**WORK TO DO:**
Reproduce exactly the lines from the one containing "What text is on this page?" through the end of the listing, minus the pictures.
━━━━━ ENTRIES SUPPLIED ━━━━━
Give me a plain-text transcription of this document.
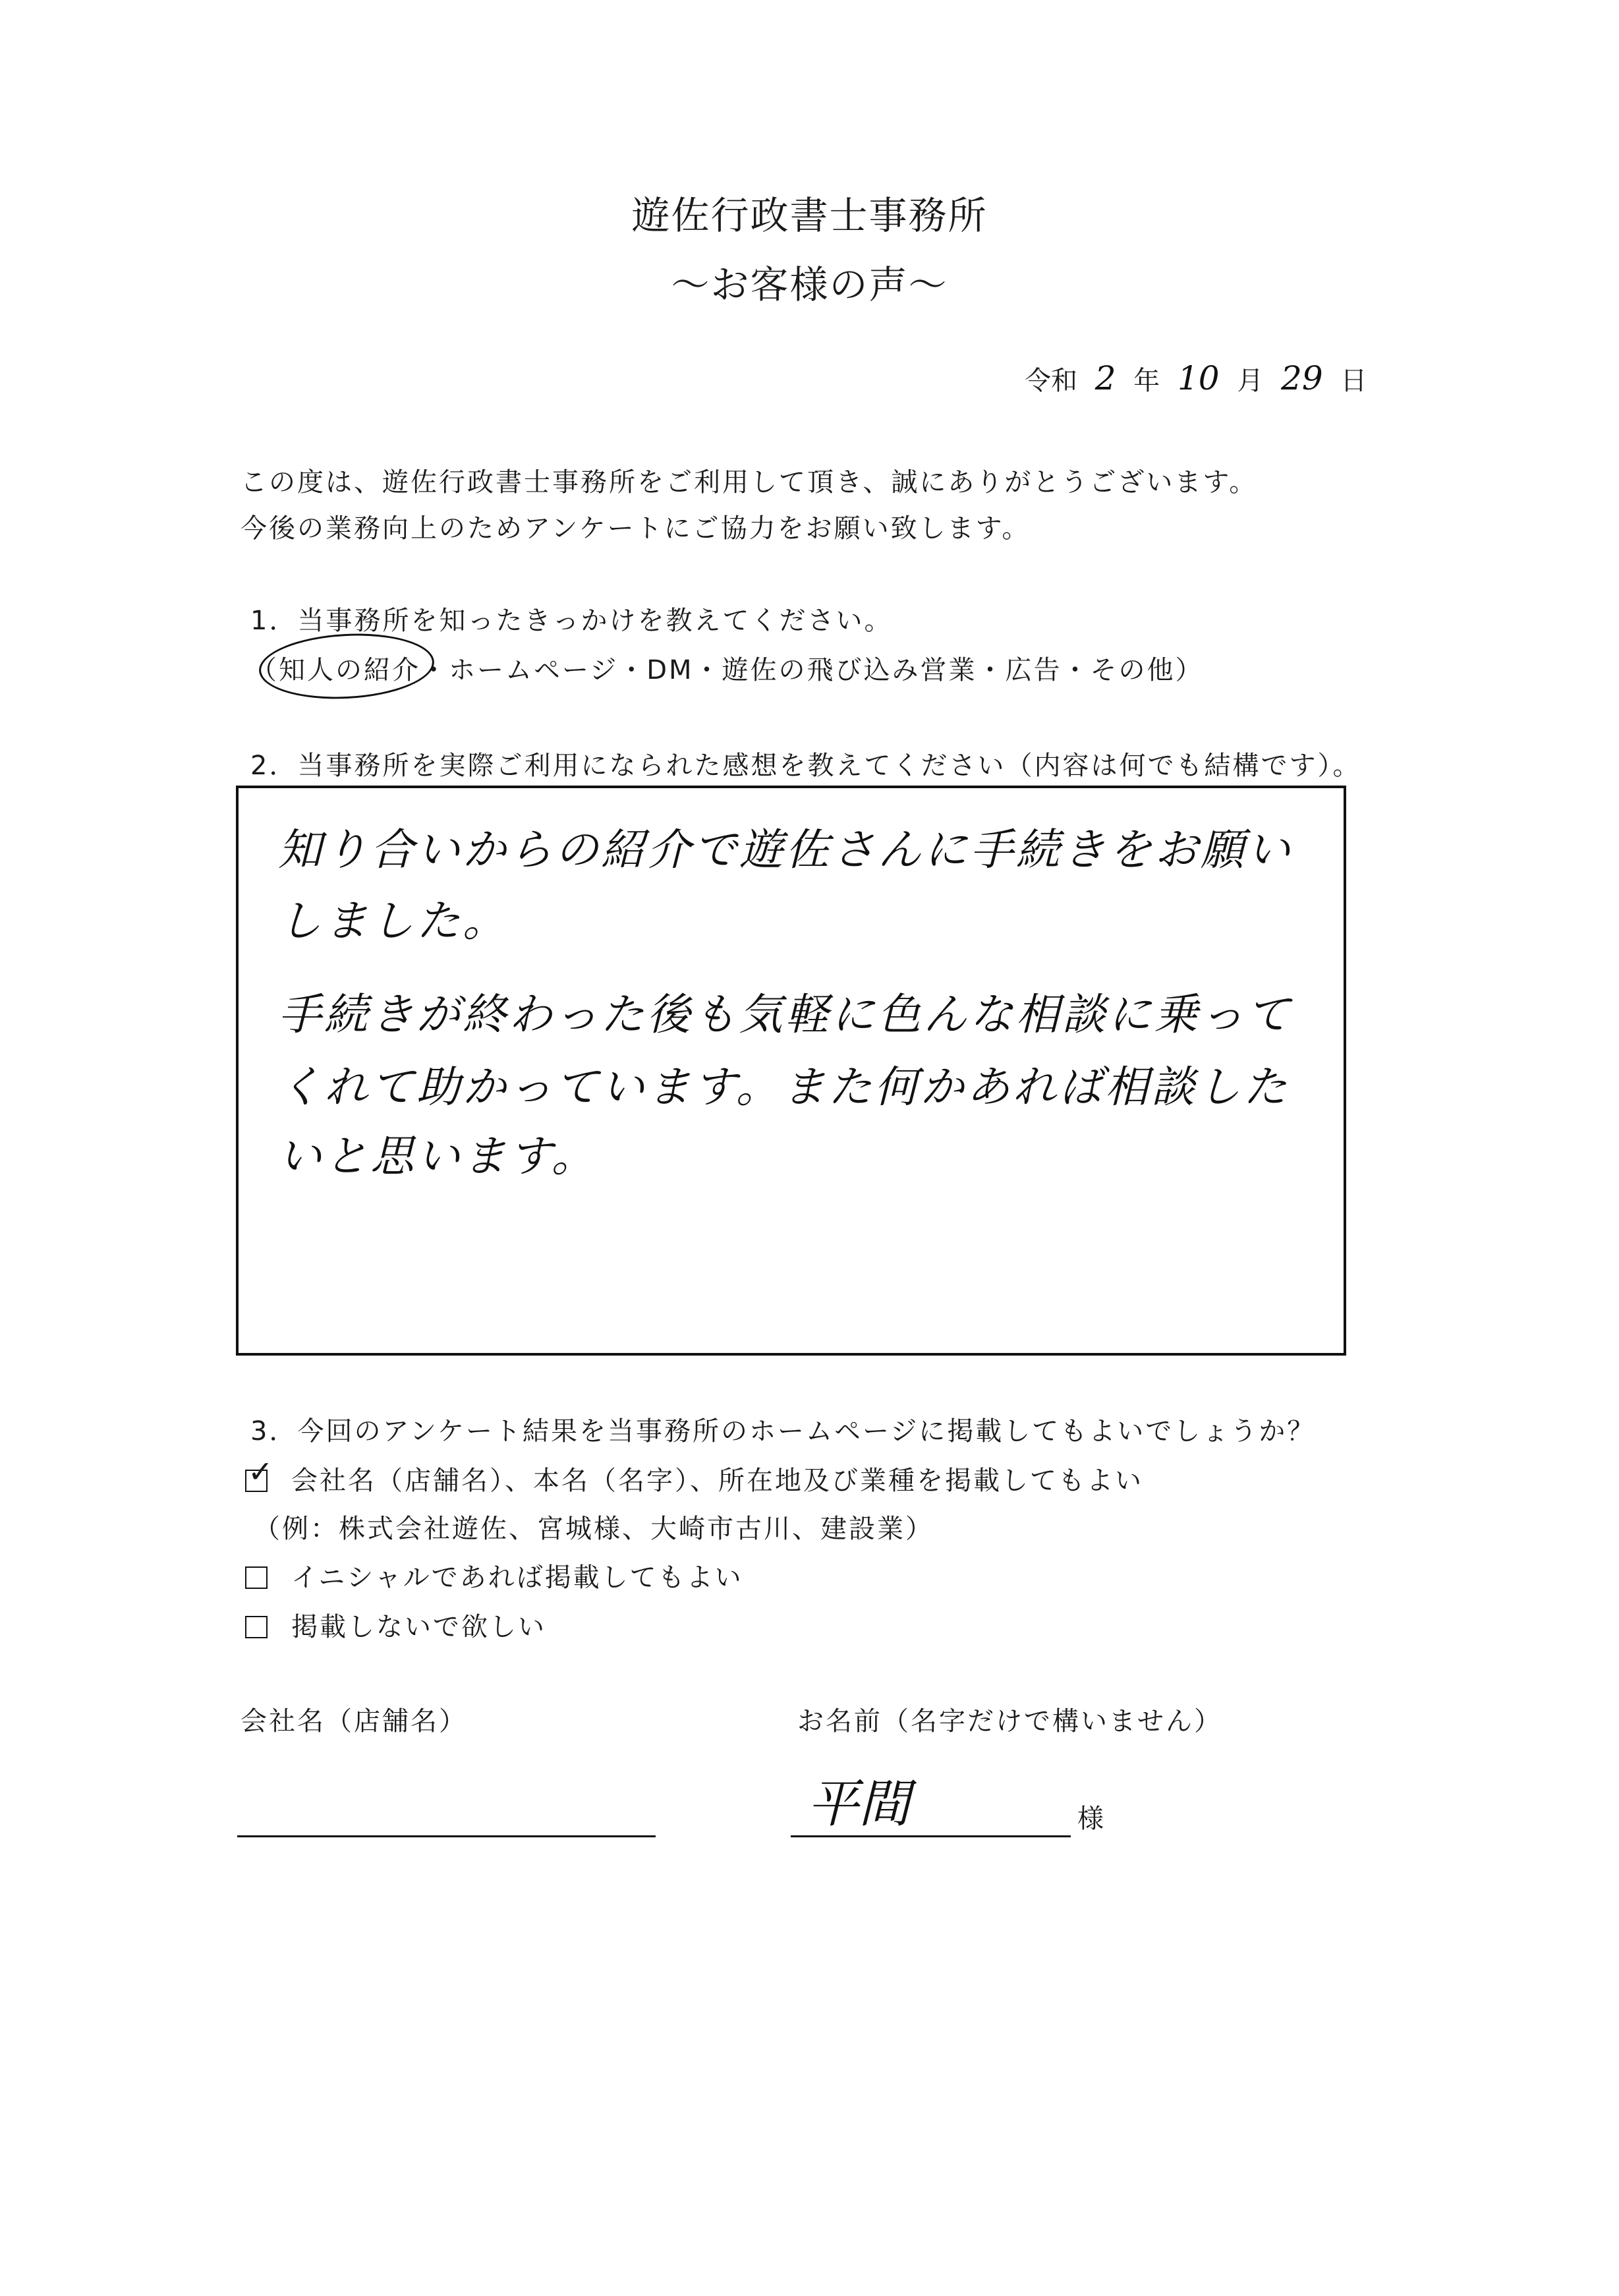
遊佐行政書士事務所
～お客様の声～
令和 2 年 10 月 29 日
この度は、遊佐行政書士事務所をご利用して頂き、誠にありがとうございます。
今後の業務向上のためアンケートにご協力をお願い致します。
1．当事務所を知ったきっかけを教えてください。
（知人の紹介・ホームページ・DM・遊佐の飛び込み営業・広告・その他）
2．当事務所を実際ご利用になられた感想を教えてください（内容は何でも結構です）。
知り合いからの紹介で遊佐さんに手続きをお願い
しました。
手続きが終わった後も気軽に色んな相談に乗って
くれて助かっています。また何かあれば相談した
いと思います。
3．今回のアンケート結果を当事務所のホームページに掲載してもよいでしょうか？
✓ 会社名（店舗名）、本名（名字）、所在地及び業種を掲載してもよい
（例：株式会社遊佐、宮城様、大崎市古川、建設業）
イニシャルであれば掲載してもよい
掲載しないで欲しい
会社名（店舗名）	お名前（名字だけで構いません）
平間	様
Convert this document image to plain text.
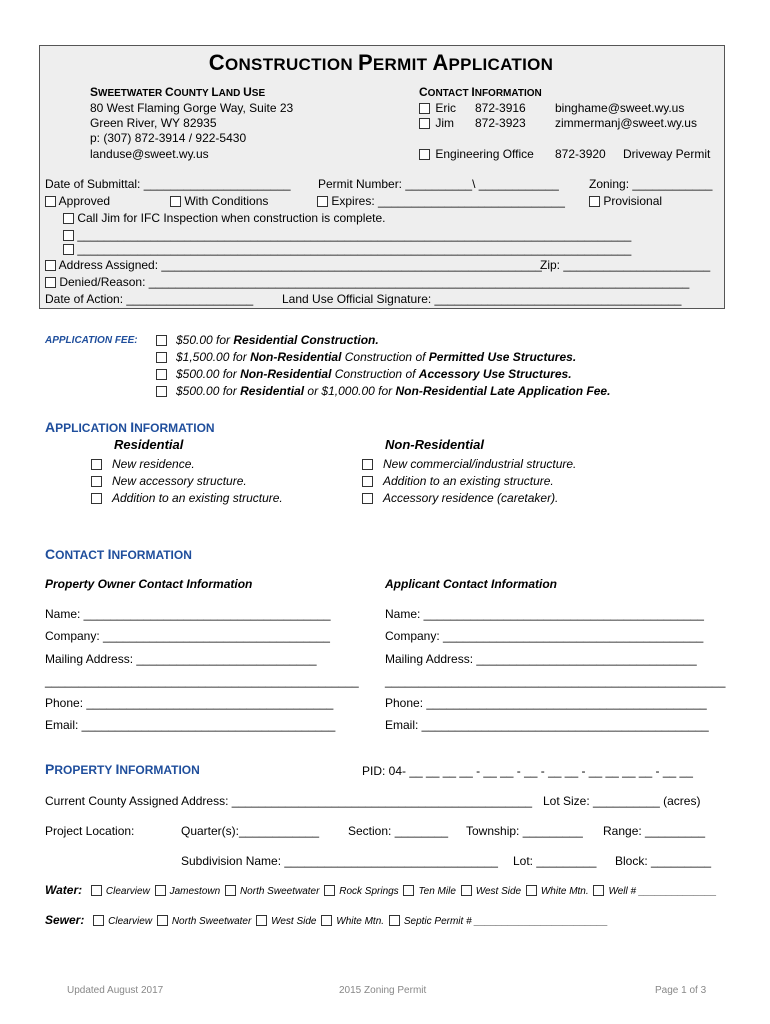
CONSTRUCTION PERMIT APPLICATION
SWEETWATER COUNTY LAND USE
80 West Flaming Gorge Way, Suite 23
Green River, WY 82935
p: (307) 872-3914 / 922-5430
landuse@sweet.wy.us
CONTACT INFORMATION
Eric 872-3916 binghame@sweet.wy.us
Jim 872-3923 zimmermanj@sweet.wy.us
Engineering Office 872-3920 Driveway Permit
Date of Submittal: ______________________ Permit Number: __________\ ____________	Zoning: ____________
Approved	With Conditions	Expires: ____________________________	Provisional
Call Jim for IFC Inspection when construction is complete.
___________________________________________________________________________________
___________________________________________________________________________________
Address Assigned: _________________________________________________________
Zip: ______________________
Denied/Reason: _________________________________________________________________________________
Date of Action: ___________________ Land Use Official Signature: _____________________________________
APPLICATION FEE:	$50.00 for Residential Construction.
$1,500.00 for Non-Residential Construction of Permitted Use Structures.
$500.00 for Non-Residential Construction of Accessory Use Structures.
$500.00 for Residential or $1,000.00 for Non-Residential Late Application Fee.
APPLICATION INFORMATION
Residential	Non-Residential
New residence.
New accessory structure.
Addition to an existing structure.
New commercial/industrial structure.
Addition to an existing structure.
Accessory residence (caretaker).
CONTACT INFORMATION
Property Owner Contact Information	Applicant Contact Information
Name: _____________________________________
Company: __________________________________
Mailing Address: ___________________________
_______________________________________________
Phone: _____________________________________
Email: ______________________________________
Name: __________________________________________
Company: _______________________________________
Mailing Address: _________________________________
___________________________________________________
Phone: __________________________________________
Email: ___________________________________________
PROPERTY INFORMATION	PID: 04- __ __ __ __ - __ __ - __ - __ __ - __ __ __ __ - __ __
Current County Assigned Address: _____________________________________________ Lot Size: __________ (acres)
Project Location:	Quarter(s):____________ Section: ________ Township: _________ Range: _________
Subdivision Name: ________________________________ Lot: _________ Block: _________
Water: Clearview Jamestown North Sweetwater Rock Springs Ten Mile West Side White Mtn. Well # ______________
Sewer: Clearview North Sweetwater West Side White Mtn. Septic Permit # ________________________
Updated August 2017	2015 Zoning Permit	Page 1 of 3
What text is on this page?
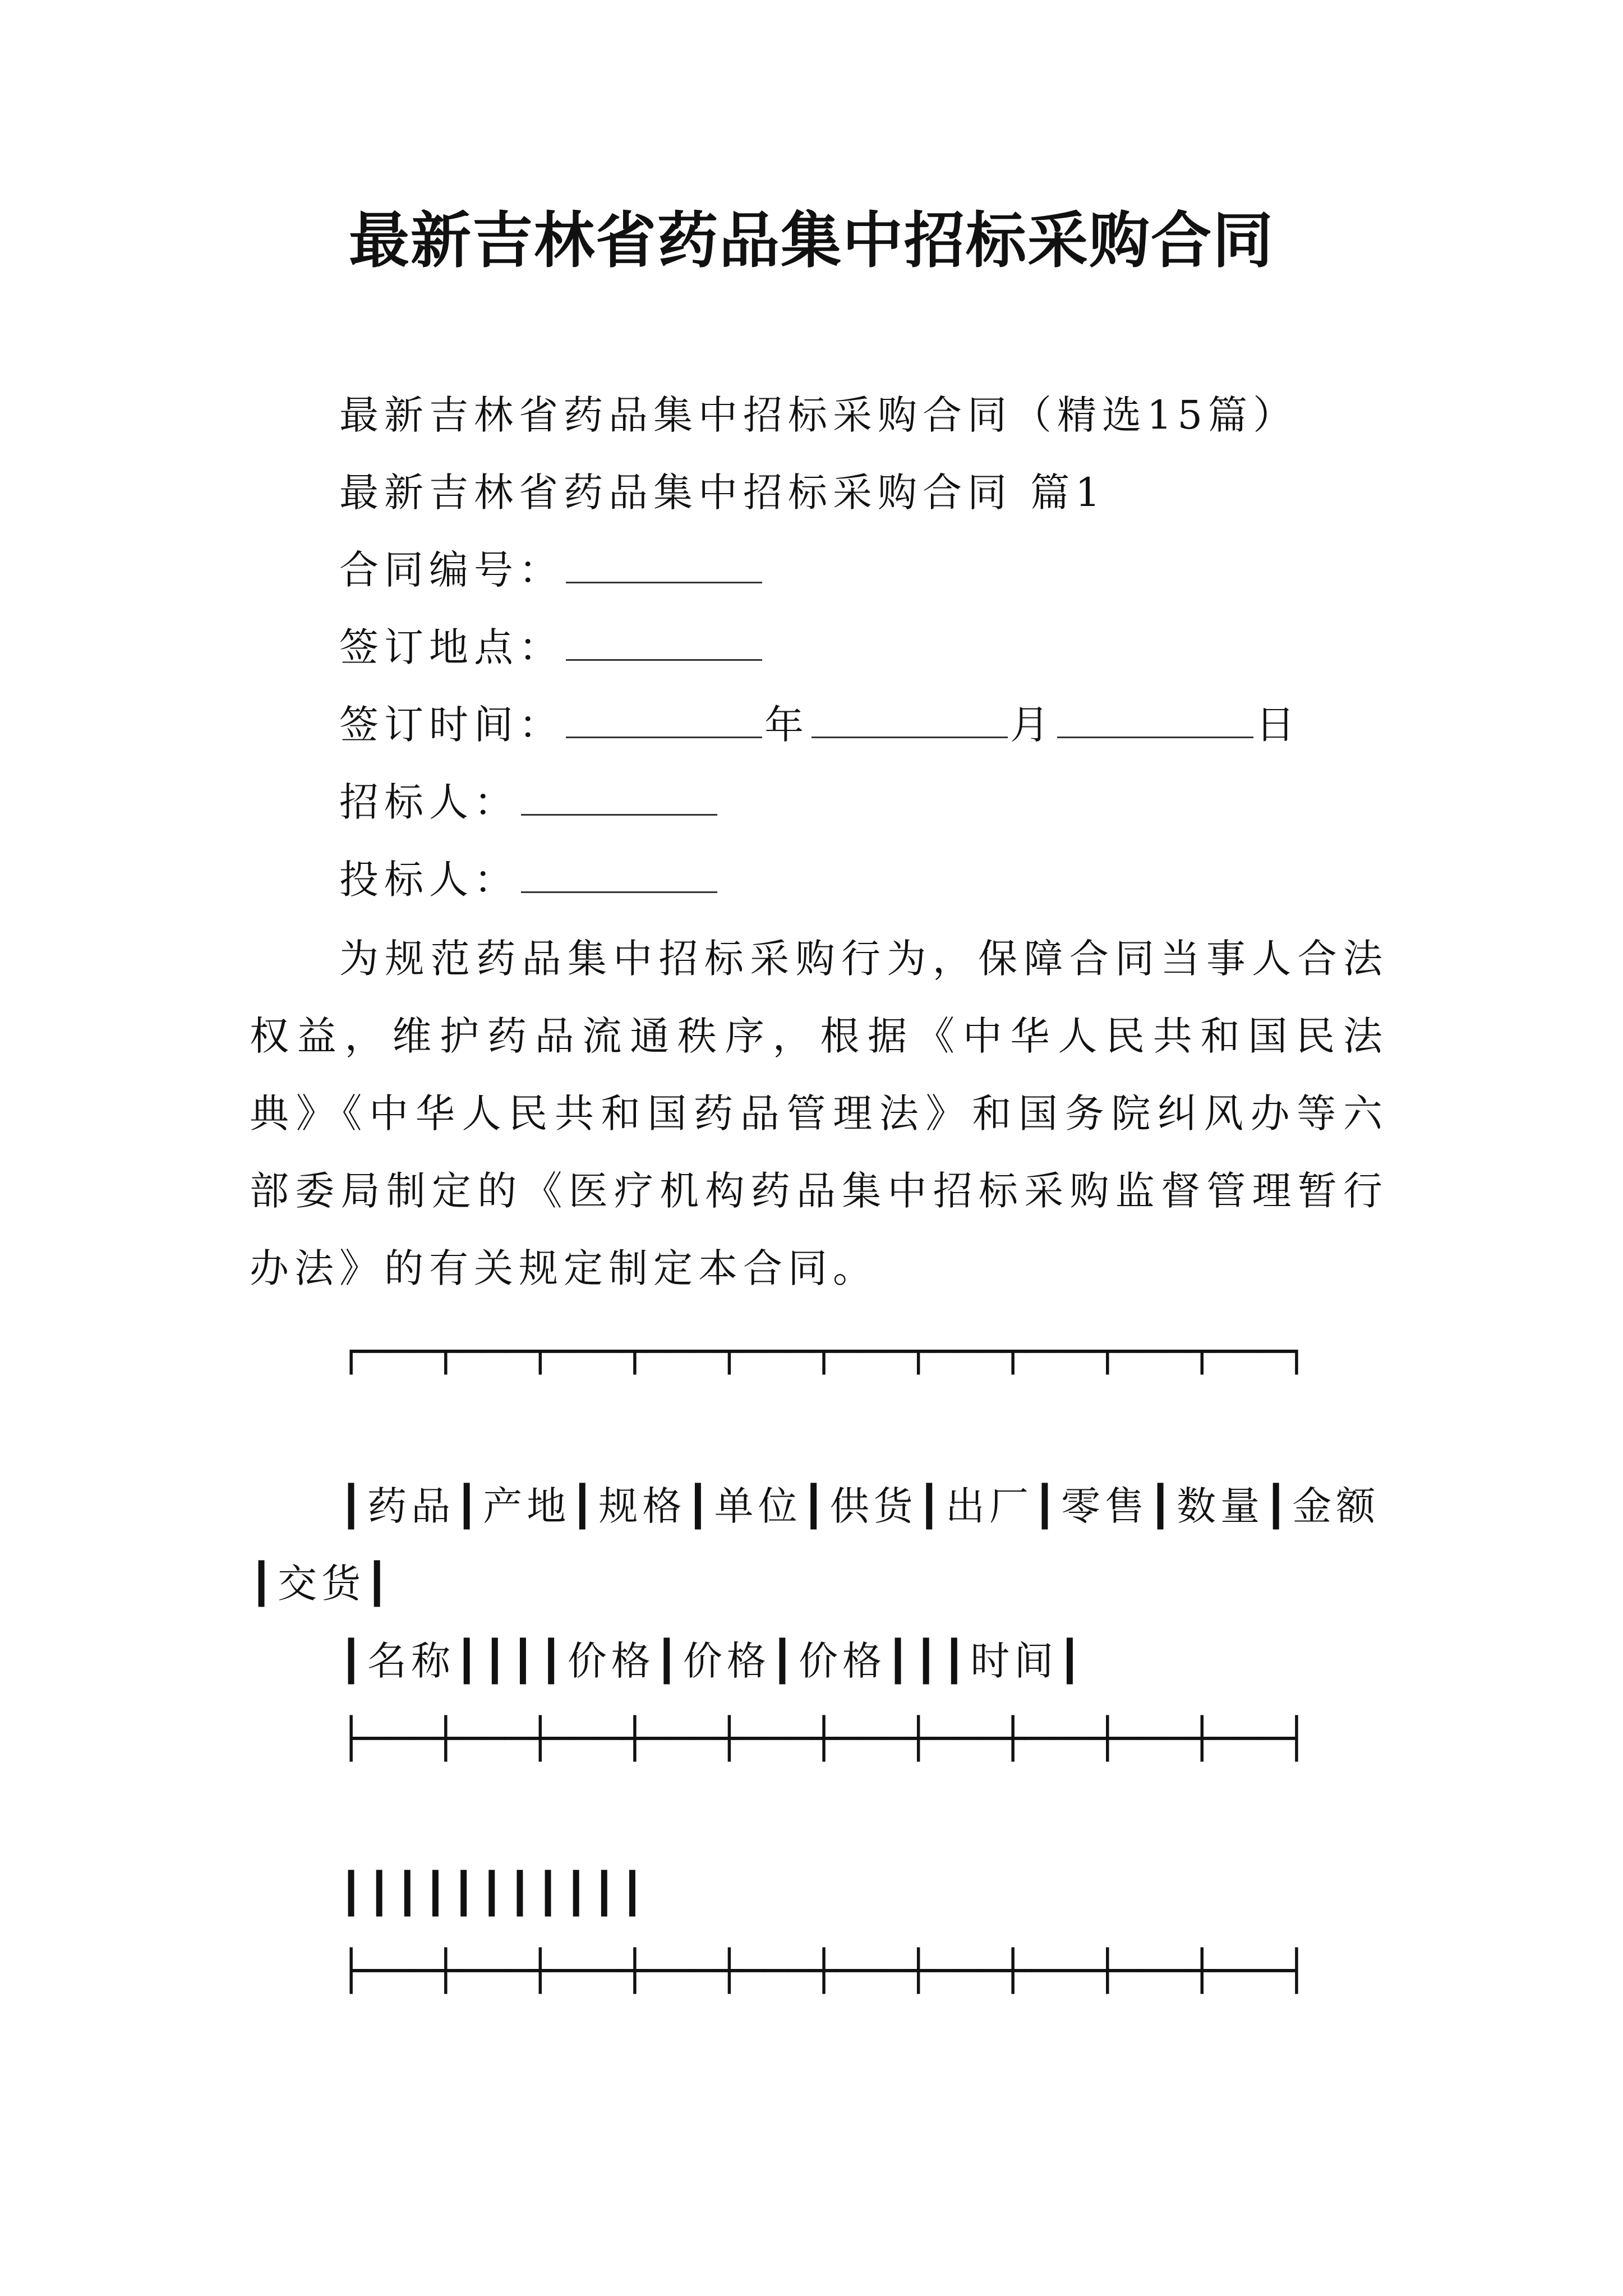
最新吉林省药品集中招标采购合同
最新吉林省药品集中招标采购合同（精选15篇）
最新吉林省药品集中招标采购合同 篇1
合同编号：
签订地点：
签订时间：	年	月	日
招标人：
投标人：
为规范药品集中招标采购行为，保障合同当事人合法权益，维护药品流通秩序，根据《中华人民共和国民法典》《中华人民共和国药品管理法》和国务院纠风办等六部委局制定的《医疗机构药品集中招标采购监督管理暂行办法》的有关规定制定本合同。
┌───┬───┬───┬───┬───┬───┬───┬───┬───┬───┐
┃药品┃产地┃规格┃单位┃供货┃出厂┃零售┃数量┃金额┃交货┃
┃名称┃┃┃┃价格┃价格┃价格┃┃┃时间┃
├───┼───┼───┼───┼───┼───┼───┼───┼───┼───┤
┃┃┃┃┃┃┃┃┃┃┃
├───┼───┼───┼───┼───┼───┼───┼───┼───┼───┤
━━━━━
**FINAL ANSWER:**
What text is on this page?
最新吉林省药品集中招标采购合同
最新吉林省药品集中招标采购合同（精选15篇）
最新吉林省药品集中招标采购合同 篇1
合同编号：
签订地点：
签订时间：	年	月	日
招标人：
投标人：
为规范药品集中招标采购行为，保障合同当事人合法权益，维护药品流通秩序，根据《中华人民共和国民法典》《中华人民共和国药品管理法》和国务院纠风办等六部委局制定的《医疗机构药品集中招标采购监督管理暂行办法》的有关规定制定本合同。
┌───┬───┬───┬───┬───┬───┬───┬───┬───┬───┐
┃药品┃产地┃规格┃单位┃供货┃出厂┃零售┃数量┃金额┃交货┃
┃名称┃┃┃┃价格┃价格┃价格┃┃┃时间┃
├───┼───┼───┼───┼───┼───┼───┼───┼───┼───┤
┃┃┃┃┃┃┃┃┃┃┃
├───┼───┼───┼───┼───┼───┼───┼───┼───┼───┤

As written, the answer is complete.